:: Information shown

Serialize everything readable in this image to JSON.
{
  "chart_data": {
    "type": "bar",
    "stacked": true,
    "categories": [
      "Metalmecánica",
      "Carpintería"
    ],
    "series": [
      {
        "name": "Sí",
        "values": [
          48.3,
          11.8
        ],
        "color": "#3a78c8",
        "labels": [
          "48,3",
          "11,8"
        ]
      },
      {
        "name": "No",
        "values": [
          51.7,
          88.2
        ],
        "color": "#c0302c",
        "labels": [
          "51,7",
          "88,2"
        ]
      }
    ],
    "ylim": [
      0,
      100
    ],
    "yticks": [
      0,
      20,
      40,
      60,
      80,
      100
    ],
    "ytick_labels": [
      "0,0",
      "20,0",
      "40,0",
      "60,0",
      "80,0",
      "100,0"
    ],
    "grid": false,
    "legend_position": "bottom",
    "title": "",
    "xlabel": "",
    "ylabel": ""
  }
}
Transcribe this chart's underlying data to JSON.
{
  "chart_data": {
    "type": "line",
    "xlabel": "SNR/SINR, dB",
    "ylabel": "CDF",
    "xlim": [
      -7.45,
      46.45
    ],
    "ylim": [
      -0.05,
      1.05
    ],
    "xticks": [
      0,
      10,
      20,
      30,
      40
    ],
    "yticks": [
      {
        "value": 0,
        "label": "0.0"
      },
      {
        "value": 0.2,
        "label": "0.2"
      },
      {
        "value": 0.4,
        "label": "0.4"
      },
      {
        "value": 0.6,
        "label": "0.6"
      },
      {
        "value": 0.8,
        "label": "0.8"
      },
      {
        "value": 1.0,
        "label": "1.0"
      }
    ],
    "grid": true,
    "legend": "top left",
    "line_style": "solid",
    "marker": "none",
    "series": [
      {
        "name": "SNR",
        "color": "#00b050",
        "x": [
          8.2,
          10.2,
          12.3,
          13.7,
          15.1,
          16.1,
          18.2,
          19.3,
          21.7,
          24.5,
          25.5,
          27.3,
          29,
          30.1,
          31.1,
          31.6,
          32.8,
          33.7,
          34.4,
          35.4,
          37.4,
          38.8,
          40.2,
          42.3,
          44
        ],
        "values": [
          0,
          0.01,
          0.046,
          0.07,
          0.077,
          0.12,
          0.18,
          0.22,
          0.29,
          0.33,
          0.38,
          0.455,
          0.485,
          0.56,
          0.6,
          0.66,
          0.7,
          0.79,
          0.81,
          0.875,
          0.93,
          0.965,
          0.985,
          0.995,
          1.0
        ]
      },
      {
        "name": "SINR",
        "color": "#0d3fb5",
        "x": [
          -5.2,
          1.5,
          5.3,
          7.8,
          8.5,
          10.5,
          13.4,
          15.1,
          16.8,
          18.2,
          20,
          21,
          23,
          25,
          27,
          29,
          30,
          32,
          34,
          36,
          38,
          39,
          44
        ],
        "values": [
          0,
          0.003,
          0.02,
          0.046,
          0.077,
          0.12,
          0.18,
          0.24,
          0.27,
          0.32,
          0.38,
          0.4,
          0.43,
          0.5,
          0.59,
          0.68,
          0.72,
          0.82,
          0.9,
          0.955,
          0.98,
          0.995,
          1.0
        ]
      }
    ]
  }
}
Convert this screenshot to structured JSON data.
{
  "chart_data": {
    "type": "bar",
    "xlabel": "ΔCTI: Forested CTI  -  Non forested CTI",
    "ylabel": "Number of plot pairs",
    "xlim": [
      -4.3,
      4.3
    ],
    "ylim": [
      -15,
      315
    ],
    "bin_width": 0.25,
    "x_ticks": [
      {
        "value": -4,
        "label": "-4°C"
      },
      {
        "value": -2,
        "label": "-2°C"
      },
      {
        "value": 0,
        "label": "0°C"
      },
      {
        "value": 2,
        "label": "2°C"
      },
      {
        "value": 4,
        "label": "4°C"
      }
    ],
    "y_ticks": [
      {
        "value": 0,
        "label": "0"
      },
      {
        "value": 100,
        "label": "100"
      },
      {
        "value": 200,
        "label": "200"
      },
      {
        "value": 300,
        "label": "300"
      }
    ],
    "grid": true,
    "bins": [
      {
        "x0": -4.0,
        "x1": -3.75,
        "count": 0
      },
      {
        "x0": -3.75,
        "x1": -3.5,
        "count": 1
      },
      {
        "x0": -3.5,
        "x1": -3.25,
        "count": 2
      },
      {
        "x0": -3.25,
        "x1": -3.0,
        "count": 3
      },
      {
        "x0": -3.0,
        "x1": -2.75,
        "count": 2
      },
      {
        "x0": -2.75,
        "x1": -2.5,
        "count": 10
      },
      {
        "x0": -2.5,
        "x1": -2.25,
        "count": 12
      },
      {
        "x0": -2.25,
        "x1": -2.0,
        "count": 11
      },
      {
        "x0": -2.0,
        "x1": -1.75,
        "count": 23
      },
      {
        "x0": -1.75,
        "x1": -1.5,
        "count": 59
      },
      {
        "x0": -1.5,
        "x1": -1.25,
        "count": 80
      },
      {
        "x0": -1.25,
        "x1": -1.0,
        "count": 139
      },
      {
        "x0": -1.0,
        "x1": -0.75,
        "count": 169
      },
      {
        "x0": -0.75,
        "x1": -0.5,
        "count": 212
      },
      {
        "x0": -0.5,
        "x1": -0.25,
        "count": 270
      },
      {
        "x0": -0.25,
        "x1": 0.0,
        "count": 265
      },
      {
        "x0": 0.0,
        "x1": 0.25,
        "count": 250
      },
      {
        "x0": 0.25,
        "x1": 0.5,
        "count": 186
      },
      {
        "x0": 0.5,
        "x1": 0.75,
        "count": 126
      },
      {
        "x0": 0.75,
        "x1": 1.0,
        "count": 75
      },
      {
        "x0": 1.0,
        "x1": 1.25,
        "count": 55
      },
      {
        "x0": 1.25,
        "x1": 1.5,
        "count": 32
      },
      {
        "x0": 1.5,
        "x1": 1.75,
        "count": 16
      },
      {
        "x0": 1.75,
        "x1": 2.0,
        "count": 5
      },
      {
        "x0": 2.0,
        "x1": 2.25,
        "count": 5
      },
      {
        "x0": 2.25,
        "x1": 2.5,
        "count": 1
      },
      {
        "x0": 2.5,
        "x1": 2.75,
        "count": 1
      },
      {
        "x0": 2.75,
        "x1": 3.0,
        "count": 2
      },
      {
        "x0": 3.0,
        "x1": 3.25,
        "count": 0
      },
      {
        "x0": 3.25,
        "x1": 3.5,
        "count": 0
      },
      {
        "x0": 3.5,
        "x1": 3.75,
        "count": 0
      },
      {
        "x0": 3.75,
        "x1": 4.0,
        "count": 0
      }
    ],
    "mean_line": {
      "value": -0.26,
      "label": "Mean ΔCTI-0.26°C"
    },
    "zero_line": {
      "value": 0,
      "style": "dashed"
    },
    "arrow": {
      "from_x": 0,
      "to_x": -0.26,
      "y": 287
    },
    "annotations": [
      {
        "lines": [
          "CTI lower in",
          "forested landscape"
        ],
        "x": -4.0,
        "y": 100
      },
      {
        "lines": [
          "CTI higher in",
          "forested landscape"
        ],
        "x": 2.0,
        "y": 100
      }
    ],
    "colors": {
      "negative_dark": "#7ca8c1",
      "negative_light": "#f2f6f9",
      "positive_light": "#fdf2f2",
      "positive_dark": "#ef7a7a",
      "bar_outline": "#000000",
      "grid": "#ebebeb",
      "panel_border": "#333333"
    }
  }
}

::::

Problem to solve => Copy out every line holding the string "ylabel".

Correct result =>
    "ylabel": ""
    "ylabel": "CDF",
    "ylabel": "Number of plot pairs",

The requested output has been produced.